═══ Records provided ═══
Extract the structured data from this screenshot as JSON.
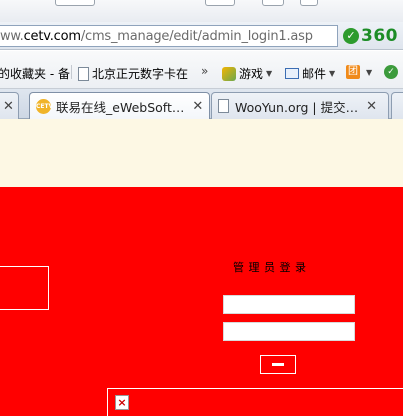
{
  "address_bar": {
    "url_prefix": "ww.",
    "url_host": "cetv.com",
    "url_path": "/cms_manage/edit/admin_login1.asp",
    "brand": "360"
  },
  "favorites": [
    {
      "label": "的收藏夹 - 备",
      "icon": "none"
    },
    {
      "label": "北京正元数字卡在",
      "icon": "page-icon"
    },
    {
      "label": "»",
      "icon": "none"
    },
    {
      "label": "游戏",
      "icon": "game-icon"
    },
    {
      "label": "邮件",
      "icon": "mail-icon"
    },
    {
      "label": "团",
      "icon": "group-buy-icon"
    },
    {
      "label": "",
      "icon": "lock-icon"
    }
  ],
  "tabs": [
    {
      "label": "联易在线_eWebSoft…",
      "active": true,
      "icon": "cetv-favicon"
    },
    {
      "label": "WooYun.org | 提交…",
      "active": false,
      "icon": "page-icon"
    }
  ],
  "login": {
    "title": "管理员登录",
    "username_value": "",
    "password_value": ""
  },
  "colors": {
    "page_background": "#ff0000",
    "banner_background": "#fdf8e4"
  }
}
═══
Stated problem:
Say how many lines in the records above hold "icon", and give no other text.

Exercise answer:
9